• **What you will do**: How many lines in the listing below include the word "обеспечение"? Answer with the number and nothing else.

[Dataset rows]
>> START
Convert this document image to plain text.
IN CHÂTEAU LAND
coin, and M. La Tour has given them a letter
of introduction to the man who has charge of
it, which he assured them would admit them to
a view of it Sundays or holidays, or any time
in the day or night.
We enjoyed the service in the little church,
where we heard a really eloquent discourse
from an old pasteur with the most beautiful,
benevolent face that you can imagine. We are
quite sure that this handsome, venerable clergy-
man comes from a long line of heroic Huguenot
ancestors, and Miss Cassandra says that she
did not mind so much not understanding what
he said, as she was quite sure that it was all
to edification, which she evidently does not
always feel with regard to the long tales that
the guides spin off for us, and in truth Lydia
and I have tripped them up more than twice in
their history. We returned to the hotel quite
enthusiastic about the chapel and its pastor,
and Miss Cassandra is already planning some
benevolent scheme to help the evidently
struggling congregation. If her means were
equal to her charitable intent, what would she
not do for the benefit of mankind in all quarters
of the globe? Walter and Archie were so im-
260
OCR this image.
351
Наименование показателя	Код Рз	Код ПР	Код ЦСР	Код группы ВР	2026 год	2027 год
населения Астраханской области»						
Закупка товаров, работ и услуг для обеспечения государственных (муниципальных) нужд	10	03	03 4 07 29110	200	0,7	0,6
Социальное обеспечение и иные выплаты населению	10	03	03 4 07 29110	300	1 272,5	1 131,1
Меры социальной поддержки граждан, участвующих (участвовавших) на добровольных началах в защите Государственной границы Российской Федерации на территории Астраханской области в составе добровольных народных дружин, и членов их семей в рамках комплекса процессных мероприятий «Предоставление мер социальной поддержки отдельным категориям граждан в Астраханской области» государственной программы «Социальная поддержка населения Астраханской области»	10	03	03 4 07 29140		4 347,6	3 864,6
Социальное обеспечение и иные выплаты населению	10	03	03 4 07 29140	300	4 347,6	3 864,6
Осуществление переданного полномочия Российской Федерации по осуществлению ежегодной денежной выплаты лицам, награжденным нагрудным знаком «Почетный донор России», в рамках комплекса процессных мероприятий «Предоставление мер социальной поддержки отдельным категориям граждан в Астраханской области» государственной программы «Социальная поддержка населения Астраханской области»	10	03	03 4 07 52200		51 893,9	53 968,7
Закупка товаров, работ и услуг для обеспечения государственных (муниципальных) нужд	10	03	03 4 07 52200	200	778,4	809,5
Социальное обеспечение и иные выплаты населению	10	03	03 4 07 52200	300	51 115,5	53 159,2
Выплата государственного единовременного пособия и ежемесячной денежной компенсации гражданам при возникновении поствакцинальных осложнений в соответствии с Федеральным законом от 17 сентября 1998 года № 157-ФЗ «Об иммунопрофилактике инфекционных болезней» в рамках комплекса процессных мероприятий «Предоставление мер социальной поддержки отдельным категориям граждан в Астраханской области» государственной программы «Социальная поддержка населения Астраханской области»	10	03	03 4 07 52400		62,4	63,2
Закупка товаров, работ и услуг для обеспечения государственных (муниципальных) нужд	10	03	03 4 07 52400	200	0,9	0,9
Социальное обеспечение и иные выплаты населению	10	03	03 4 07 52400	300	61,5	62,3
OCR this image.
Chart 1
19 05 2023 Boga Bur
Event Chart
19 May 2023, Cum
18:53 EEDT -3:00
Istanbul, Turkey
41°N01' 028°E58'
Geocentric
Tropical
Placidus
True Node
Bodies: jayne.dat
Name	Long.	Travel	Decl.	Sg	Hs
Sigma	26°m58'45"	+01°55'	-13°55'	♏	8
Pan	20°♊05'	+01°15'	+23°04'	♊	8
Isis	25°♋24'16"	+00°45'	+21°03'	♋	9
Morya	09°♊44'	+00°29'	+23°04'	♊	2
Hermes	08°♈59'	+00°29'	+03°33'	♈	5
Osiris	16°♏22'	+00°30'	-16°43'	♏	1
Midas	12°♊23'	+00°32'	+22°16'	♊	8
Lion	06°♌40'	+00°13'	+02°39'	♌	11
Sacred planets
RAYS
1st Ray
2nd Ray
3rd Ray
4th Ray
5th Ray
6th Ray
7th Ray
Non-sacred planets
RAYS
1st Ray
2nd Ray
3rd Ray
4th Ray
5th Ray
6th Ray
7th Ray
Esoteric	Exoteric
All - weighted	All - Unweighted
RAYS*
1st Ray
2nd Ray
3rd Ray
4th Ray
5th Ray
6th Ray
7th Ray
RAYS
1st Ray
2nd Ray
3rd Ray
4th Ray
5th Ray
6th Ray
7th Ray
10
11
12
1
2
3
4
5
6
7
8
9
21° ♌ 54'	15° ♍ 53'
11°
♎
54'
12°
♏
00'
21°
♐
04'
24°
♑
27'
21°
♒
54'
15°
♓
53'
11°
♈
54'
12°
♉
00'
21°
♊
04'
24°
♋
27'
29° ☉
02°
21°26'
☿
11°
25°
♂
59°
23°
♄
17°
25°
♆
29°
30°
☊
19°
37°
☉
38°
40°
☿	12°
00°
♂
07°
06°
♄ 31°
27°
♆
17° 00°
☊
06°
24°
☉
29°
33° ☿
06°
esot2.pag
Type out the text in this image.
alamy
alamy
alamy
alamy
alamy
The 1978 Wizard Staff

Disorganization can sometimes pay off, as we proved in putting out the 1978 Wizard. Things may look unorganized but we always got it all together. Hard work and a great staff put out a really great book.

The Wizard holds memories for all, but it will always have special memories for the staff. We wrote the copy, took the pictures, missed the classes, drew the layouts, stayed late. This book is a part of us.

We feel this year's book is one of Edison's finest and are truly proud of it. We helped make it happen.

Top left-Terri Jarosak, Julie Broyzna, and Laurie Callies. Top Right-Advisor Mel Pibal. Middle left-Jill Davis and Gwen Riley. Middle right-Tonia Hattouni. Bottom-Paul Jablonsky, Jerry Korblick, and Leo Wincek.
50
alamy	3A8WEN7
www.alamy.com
>> END
• **Reply to the exercise**: 4